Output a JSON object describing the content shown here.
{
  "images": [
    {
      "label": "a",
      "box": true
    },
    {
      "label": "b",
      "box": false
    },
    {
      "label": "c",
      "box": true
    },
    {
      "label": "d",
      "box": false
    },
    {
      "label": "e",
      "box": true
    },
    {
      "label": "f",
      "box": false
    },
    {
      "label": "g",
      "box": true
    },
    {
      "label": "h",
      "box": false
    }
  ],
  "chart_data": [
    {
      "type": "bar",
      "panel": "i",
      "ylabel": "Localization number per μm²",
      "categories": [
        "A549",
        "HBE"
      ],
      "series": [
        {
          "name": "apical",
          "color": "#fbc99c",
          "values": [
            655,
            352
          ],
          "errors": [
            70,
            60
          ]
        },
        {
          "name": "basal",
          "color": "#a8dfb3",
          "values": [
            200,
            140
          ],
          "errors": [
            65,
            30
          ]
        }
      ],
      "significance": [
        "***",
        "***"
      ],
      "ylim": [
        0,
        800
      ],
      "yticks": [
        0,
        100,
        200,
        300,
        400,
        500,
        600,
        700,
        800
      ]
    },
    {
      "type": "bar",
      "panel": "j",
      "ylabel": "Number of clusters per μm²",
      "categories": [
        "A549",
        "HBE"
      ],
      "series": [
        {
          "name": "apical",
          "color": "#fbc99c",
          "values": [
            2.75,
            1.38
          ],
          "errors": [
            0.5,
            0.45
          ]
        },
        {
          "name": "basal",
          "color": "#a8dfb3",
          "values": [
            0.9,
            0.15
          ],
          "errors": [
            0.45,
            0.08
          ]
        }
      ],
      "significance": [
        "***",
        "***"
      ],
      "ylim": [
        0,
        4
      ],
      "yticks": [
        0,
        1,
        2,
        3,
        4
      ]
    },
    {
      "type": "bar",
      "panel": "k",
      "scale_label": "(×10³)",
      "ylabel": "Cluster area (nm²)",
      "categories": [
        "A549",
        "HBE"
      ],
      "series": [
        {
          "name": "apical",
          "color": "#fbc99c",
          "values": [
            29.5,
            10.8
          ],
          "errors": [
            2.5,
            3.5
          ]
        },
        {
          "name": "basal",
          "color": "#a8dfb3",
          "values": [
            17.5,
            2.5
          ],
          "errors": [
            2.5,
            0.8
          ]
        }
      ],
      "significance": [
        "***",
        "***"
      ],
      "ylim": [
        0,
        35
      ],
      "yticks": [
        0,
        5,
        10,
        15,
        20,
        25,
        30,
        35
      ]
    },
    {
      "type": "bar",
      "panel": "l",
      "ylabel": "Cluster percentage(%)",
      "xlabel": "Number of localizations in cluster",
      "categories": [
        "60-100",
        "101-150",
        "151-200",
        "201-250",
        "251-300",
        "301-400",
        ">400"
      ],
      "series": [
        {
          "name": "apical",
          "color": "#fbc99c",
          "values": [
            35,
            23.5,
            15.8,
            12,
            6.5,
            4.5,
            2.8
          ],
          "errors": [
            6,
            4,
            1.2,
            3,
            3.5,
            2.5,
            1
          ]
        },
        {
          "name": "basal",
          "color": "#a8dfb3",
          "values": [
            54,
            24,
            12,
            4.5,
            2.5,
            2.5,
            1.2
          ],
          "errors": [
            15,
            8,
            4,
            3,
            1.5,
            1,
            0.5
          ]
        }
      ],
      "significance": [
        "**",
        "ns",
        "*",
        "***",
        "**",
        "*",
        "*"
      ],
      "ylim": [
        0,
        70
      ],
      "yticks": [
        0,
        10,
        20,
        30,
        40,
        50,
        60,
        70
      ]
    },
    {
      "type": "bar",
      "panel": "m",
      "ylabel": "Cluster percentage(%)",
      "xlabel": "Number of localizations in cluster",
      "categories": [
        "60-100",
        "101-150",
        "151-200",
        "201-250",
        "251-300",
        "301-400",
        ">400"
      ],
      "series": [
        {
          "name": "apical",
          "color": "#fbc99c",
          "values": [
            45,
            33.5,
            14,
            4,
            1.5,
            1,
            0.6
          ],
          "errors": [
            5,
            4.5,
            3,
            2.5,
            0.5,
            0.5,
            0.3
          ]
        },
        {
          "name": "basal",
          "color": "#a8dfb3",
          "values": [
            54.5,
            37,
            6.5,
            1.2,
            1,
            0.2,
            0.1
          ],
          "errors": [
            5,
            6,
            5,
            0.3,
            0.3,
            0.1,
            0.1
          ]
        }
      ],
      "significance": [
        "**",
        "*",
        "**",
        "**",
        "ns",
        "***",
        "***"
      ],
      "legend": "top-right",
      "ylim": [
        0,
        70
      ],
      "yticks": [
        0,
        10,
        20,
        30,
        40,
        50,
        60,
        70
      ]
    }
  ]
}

************

PROBLEM REQUIREMENTS: Copy down the whole of the data above, matching it exactly.

OUTPUT OF THE TASK:
Output a JSON object describing the content shown here.
{
  "images": [
    {
      "label": "a",
      "box": true
    },
    {
      "label": "b",
      "box": false
    },
    {
      "label": "c",
      "box": true
    },
    {
      "label": "d",
      "box": false
    },
    {
      "label": "e",
      "box": true
    },
    {
      "label": "f",
      "box": false
    },
    {
      "label": "g",
      "box": true
    },
    {
      "label": "h",
      "box": false
    }
  ],
  "chart_data": [
    {
      "type": "bar",
      "panel": "i",
      "ylabel": "Localization number per μm²",
      "categories": [
        "A549",
        "HBE"
      ],
      "series": [
        {
          "name": "apical",
          "color": "#fbc99c",
          "values": [
            655,
            352
          ],
          "errors": [
            70,
            60
          ]
        },
        {
          "name": "basal",
          "color": "#a8dfb3",
          "values": [
            200,
            140
          ],
          "errors": [
            65,
            30
          ]
        }
      ],
      "significance": [
        "***",
        "***"
      ],
      "ylim": [
        0,
        800
      ],
      "yticks": [
        0,
        100,
        200,
        300,
        400,
        500,
        600,
        700,
        800
      ]
    },
    {
      "type": "bar",
      "panel": "j",
      "ylabel": "Number of clusters per μm²",
      "categories": [
        "A549",
        "HBE"
      ],
      "series": [
        {
          "name": "apical",
          "color": "#fbc99c",
          "values": [
            2.75,
            1.38
          ],
          "errors": [
            0.5,
            0.45
          ]
        },
        {
          "name": "basal",
          "color": "#a8dfb3",
          "values": [
            0.9,
            0.15
          ],
          "errors": [
            0.45,
            0.08
          ]
        }
      ],
      "significance": [
        "***",
        "***"
      ],
      "ylim": [
        0,
        4
      ],
      "yticks": [
        0,
        1,
        2,
        3,
        4
      ]
    },
    {
      "type": "bar",
      "panel": "k",
      "scale_label": "(×10³)",
      "ylabel": "Cluster area (nm²)",
      "categories": [
        "A549",
        "HBE"
      ],
      "series": [
        {
          "name": "apical",
          "color": "#fbc99c",
          "values": [
            29.5,
            10.8
          ],
          "errors": [
            2.5,
            3.5
          ]
        },
        {
          "name": "basal",
          "color": "#a8dfb3",
          "values": [
            17.5,
            2.5
          ],
          "errors": [
            2.5,
            0.8
          ]
        }
      ],
      "significance": [
        "***",
        "***"
      ],
      "ylim": [
        0,
        35
      ],
      "yticks": [
        0,
        5,
        10,
        15,
        20,
        25,
        30,
        35
      ]
    },
    {
      "type": "bar",
      "panel": "l",
      "ylabel": "Cluster percentage(%)",
      "xlabel": "Number of localizations in cluster",
      "categories": [
        "60-100",
        "101-150",
        "151-200",
        "201-250",
        "251-300",
        "301-400",
        ">400"
      ],
      "series": [
        {
          "name": "apical",
          "color": "#fbc99c",
          "values": [
            35,
            23.5,
            15.8,
            12,
            6.5,
            4.5,
            2.8
          ],
          "errors": [
            6,
            4,
            1.2,
            3,
            3.5,
            2.5,
            1
          ]
        },
        {
          "name": "basal",
          "color": "#a8dfb3",
          "values": [
            54,
            24,
            12,
            4.5,
            2.5,
            2.5,
            1.2
          ],
          "errors": [
            15,
            8,
            4,
            3,
            1.5,
            1,
            0.5
          ]
        }
      ],
      "significance": [
        "**",
        "ns",
        "*",
        "***",
        "**",
        "*",
        "*"
      ],
      "ylim": [
        0,
        70
      ],
      "yticks": [
        0,
        10,
        20,
        30,
        40,
        50,
        60,
        70
      ]
    },
    {
      "type": "bar",
      "panel": "m",
      "ylabel": "Cluster percentage(%)",
      "xlabel": "Number of localizations in cluster",
      "categories": [
        "60-100",
        "101-150",
        "151-200",
        "201-250",
        "251-300",
        "301-400",
        ">400"
      ],
      "series": [
        {
          "name": "apical",
          "color": "#fbc99c",
          "values": [
            45,
            33.5,
            14,
            4,
            1.5,
            1,
            0.6
          ],
          "errors": [
            5,
            4.5,
            3,
            2.5,
            0.5,
            0.5,
            0.3
          ]
        },
        {
          "name": "basal",
          "color": "#a8dfb3",
          "values": [
            54.5,
            37,
            6.5,
            1.2,
            1,
            0.2,
            0.1
          ],
          "errors": [
            5,
            6,
            5,
            0.3,
            0.3,
            0.1,
            0.1
          ]
        }
      ],
      "significance": [
        "**",
        "*",
        "**",
        "**",
        "ns",
        "***",
        "***"
      ],
      "legend": "top-right",
      "ylim": [
        0,
        70
      ],
      "yticks": [
        0,
        10,
        20,
        30,
        40,
        50,
        60,
        70
      ]
    }
  ]
}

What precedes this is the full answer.